═════ Record set ═════
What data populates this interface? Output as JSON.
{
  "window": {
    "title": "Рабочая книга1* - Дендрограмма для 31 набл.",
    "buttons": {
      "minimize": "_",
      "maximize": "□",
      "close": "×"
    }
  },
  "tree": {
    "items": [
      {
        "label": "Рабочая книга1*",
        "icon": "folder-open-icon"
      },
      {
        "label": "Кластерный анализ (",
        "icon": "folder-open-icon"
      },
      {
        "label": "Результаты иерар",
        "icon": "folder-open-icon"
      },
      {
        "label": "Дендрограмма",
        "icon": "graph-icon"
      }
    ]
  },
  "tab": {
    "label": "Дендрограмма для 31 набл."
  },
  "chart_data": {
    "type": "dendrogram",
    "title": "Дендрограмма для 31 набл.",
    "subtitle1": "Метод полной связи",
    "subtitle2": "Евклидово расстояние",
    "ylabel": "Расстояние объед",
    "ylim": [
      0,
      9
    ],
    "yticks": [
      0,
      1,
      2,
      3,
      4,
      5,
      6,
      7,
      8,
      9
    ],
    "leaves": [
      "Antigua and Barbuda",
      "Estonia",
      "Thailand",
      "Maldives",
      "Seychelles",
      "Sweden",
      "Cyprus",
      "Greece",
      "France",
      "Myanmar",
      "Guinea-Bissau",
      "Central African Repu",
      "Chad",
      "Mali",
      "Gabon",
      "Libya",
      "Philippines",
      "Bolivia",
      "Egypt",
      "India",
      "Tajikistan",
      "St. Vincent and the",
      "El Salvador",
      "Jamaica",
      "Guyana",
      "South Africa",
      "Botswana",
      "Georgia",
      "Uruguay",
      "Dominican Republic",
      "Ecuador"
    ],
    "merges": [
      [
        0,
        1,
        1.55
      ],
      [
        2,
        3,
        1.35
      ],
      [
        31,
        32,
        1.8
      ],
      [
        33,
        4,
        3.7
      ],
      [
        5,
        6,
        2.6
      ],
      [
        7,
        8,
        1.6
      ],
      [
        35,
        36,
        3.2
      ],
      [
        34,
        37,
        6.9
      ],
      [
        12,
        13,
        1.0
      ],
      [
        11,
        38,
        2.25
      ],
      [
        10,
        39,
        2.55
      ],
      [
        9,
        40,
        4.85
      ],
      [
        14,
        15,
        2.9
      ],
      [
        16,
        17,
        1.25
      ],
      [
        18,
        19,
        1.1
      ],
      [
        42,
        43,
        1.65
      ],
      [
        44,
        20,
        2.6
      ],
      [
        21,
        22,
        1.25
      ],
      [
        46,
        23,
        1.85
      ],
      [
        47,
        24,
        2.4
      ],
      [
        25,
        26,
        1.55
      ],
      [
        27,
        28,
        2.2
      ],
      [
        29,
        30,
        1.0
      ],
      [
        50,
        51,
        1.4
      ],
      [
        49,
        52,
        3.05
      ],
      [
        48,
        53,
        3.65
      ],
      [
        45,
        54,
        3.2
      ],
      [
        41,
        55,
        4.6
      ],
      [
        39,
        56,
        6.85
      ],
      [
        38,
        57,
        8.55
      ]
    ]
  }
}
═════
Copy out every line of the data that includes the word "Дендрограмма".

> **Answer below**
    "title": "Рабочая книга1* - Дендрограмма для 31 набл.",
        "label": "Дендрограмма",
    "label": "Дендрограмма для 31 набл."
    "title": "Дендрограмма для 31 набл.",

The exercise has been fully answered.